> [Exercise description] Where does the string "Central" appear? Copy every line of the entries below that holds it.
====== Material supplied
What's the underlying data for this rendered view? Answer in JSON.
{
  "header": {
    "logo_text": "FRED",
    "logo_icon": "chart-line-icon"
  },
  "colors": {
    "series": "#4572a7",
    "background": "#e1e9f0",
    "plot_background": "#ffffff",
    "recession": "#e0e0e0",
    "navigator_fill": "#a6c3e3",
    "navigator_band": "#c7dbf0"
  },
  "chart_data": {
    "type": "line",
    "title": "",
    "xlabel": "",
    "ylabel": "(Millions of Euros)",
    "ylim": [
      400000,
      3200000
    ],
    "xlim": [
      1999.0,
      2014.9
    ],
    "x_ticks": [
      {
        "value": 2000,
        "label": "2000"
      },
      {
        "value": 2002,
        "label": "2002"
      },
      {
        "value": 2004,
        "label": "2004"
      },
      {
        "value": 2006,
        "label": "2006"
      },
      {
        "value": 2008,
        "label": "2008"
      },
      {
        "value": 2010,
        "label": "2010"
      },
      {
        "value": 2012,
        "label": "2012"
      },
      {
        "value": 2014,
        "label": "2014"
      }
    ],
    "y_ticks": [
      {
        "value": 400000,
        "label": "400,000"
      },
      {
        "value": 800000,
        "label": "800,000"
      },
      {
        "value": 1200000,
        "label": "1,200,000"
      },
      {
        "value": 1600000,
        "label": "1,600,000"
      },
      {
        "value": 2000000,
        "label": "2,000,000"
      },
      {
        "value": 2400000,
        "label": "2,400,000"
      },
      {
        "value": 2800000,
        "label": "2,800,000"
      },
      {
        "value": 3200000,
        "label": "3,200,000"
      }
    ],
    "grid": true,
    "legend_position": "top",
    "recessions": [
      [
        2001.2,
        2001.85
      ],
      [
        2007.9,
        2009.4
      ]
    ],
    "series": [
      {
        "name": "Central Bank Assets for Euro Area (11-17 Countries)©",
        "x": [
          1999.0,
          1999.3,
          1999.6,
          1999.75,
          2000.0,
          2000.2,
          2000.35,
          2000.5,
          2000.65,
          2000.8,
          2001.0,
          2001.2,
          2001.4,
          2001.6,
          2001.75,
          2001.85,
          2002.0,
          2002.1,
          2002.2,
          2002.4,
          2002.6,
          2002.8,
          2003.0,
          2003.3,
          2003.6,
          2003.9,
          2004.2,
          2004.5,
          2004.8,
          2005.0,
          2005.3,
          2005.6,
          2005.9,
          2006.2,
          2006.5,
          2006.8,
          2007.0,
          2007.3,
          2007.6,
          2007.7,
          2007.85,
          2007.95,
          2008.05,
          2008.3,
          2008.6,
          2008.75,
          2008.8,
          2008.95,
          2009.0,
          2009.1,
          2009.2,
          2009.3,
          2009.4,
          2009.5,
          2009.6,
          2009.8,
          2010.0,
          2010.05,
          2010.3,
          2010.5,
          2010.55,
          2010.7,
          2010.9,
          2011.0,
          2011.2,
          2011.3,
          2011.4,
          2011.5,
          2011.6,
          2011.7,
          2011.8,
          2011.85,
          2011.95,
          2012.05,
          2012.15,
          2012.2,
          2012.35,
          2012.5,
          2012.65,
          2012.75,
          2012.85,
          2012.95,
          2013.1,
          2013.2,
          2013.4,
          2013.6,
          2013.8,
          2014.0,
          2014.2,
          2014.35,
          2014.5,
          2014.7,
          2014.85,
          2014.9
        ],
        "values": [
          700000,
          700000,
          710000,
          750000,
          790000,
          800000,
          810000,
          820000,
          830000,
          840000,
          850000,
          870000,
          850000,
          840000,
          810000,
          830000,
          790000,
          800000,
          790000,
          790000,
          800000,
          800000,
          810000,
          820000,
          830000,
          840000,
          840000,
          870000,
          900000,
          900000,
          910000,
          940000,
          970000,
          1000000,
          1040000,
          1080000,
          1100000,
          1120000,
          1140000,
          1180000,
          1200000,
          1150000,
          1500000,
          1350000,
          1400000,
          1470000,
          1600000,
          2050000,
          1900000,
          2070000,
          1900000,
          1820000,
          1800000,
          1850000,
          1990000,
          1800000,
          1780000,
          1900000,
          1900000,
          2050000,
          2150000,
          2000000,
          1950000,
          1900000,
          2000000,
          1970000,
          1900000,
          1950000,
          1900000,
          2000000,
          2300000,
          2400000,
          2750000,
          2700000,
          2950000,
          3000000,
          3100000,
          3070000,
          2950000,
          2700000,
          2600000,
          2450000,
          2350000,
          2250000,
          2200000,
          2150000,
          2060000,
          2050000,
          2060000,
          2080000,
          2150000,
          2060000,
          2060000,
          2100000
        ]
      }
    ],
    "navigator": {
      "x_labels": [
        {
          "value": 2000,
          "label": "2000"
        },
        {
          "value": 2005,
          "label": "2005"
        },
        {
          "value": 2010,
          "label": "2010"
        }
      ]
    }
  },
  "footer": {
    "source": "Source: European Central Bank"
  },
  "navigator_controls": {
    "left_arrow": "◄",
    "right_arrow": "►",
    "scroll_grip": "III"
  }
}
============
> [Full answer]
        "name": "Central Bank Assets for Euro Area (11-17 Countries)©",
    "source": "Source: European Central Bank"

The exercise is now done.